## Start
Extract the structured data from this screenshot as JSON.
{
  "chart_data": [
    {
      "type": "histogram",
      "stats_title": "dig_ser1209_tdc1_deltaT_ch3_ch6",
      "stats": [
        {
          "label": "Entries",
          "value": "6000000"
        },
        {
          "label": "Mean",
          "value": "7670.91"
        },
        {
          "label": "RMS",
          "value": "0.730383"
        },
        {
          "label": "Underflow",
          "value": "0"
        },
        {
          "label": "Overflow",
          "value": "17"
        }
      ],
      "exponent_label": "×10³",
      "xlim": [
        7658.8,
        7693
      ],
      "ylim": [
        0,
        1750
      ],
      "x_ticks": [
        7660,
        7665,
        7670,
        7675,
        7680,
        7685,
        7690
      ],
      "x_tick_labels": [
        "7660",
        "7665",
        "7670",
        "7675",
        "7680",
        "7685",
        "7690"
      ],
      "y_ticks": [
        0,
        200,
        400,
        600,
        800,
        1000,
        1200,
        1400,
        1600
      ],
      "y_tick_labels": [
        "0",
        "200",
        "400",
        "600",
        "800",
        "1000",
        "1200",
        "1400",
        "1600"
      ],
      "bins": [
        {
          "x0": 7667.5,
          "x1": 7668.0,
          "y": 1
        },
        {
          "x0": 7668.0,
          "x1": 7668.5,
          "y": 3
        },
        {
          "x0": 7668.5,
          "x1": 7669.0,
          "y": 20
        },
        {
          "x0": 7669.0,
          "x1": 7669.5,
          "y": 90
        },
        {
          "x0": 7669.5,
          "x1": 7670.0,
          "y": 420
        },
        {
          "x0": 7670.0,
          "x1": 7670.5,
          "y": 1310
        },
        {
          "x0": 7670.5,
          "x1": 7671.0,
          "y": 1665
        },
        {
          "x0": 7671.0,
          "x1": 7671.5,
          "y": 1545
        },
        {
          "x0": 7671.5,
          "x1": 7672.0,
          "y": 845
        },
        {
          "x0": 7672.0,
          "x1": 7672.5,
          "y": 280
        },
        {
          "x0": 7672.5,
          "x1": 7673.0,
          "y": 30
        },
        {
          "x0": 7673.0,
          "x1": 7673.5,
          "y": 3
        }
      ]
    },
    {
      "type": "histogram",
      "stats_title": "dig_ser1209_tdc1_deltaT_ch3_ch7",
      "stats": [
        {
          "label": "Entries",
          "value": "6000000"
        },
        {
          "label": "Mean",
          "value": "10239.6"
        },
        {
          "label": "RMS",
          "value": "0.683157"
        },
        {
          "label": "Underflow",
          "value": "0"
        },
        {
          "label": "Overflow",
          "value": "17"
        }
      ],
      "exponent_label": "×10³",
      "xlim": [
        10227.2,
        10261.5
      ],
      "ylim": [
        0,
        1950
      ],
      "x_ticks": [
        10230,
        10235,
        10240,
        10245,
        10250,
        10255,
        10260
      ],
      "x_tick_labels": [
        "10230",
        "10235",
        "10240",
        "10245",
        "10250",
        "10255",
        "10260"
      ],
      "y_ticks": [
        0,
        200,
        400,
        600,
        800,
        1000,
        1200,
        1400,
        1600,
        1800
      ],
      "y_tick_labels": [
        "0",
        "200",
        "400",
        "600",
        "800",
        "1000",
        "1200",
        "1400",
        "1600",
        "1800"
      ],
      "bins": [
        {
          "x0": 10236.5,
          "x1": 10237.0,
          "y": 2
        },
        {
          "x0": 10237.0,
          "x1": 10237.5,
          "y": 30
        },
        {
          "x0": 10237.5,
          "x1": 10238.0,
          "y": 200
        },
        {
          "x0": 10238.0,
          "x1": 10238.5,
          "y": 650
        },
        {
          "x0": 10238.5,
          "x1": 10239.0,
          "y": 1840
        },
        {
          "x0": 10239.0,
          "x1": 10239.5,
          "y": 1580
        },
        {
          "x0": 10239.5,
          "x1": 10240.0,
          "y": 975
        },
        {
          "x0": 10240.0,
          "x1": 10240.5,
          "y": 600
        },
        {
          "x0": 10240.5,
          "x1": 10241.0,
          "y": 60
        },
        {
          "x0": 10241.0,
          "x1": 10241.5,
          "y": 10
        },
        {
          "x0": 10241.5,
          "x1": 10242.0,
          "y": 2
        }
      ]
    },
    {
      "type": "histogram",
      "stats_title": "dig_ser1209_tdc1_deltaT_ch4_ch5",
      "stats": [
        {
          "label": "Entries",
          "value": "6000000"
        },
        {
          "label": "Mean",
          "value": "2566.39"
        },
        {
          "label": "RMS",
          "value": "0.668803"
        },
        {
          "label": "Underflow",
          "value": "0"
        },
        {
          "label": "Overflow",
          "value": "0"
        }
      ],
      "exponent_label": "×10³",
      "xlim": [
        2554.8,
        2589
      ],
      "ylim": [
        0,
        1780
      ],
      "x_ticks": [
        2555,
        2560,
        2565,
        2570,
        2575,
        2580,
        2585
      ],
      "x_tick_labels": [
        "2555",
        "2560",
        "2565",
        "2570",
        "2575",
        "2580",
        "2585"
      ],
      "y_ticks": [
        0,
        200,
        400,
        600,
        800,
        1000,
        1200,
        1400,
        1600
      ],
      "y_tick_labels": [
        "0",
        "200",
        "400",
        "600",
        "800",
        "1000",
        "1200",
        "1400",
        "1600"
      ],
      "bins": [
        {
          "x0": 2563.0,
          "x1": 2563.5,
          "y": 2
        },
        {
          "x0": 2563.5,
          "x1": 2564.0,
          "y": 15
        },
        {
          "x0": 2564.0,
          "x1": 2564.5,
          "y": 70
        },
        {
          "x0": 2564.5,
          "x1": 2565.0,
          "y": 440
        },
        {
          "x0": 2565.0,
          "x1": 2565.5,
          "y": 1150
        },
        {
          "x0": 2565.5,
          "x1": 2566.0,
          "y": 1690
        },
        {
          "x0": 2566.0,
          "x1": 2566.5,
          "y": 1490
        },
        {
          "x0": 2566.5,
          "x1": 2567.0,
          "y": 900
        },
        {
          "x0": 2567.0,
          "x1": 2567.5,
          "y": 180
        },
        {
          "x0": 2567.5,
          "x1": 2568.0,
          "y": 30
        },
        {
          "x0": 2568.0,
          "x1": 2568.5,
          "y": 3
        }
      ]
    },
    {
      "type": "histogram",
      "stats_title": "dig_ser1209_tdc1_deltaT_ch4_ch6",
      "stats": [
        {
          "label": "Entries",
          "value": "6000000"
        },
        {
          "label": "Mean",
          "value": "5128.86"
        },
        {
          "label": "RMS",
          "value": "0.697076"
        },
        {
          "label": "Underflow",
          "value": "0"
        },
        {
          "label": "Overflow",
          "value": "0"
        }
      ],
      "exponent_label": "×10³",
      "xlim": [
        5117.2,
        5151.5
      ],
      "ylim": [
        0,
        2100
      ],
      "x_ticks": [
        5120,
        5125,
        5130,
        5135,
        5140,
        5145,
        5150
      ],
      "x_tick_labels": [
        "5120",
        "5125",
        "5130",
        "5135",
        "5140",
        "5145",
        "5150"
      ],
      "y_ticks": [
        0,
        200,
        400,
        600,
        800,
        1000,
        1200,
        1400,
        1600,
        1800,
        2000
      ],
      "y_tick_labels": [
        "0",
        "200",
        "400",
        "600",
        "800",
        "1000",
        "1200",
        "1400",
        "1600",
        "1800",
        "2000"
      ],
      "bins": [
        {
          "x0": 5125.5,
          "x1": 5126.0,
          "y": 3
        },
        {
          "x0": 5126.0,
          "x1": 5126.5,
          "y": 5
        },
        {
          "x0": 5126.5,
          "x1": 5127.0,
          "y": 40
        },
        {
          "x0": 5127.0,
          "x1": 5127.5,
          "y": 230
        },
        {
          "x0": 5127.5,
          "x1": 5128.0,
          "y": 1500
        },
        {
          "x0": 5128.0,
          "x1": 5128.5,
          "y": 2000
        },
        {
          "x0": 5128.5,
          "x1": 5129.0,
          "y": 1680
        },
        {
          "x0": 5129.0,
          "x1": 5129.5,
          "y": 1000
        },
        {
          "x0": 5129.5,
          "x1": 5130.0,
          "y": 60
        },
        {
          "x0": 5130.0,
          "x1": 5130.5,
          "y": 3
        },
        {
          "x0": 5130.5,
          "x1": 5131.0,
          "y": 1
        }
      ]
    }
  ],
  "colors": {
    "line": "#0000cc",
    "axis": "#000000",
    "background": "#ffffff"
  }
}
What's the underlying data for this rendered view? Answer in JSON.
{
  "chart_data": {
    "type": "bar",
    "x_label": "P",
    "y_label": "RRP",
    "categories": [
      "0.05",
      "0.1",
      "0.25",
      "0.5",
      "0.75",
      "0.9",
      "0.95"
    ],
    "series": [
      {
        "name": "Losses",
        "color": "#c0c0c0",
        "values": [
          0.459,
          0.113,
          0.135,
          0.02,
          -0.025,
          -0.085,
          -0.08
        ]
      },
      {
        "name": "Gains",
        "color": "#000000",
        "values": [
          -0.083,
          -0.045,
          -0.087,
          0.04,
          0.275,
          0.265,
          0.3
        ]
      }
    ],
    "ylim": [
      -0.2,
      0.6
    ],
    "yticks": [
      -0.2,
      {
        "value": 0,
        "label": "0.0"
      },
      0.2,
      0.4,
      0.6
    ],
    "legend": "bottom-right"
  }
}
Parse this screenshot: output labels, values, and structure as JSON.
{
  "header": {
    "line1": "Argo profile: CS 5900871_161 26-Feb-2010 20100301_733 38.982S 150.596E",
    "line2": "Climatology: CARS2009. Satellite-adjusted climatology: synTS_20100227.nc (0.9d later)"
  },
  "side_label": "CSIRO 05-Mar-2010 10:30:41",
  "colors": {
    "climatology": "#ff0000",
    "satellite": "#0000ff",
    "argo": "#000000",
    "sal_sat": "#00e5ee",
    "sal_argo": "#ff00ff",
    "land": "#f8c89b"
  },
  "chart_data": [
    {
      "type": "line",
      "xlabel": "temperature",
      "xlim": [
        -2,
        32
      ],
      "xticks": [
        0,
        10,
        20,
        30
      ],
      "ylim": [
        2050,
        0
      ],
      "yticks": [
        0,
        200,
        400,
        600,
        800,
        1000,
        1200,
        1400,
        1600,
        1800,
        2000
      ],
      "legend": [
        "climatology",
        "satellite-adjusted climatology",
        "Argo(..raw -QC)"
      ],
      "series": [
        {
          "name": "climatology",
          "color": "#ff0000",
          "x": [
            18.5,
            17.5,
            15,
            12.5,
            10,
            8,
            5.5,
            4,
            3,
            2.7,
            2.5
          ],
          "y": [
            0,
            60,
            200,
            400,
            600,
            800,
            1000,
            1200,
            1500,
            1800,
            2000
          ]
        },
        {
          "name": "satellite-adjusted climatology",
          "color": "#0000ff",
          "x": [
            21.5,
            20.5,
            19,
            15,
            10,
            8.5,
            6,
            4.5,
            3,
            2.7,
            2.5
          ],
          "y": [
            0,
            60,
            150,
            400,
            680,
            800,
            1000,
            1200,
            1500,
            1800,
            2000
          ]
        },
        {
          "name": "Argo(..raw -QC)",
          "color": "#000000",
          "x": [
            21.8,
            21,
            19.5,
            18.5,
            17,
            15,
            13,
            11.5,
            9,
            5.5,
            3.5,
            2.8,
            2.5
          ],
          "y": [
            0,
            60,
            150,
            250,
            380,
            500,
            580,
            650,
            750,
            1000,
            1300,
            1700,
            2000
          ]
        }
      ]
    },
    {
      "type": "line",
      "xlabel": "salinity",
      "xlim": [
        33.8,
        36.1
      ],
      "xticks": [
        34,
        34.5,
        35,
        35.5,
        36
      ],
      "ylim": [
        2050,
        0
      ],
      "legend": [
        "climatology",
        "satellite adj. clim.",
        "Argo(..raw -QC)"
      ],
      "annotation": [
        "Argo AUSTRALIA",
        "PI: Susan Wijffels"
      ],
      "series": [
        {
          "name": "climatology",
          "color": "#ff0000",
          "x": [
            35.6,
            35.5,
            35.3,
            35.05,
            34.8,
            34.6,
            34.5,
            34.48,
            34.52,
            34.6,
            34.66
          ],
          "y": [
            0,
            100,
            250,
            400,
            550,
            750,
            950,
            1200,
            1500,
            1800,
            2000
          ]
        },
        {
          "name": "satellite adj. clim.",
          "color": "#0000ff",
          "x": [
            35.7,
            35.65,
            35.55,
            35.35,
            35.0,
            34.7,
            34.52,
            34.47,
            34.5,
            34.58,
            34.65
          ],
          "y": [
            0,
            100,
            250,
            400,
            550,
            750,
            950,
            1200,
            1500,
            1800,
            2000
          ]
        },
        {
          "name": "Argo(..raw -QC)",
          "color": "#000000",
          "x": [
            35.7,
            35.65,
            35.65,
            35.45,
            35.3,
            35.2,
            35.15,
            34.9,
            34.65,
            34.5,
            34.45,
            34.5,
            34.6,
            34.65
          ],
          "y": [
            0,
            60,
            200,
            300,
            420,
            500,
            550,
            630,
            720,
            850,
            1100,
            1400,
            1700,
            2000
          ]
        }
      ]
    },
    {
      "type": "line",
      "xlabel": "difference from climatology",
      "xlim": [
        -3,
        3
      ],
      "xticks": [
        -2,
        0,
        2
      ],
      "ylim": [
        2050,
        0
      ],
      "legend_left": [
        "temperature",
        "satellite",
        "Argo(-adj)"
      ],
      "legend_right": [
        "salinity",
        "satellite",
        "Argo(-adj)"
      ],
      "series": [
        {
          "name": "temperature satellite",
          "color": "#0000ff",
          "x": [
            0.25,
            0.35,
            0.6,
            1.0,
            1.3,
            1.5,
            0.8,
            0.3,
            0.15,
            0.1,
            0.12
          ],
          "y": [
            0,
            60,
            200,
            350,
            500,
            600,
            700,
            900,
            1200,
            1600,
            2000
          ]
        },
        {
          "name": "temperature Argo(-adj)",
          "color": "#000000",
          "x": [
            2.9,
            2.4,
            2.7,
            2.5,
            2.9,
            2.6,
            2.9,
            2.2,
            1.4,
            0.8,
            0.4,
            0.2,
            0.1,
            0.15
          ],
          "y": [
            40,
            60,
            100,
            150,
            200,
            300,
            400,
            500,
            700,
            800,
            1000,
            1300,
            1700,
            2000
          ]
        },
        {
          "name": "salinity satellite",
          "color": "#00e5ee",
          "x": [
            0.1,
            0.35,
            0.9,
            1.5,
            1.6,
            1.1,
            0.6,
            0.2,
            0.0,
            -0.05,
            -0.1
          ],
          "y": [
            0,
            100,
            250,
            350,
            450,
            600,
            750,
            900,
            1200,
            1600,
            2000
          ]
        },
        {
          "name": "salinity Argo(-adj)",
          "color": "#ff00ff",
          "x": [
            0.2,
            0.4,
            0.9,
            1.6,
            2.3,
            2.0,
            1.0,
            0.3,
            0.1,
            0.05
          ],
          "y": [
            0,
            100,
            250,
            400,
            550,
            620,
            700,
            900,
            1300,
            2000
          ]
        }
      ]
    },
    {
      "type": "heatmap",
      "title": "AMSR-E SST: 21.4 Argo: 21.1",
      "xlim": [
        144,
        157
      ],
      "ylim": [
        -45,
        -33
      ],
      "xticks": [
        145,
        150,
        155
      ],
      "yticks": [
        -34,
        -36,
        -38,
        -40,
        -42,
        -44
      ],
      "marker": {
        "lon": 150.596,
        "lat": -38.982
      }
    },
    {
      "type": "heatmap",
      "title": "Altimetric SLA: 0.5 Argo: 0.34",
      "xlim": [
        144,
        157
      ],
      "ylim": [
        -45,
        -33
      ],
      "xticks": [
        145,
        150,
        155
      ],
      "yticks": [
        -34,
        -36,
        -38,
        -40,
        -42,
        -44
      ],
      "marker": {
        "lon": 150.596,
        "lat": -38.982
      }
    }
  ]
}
## End
WORK TO COMPLETE>
Extract each line from the entries above that contains the string "climatology".

ANSWER FOR THIS EXERCISE>
    "line2": "Climatology: CARS2009. Satellite-adjusted climatology: synTS_20100227.nc (0.9d later)"
    "climatology": "#ff0000",
        "climatology",
        "satellite-adjusted climatology",
          "name": "climatology",
          "name": "satellite-adjusted climatology",
        "climatology",
          "name": "climatology",
      "xlabel": "difference from climatology",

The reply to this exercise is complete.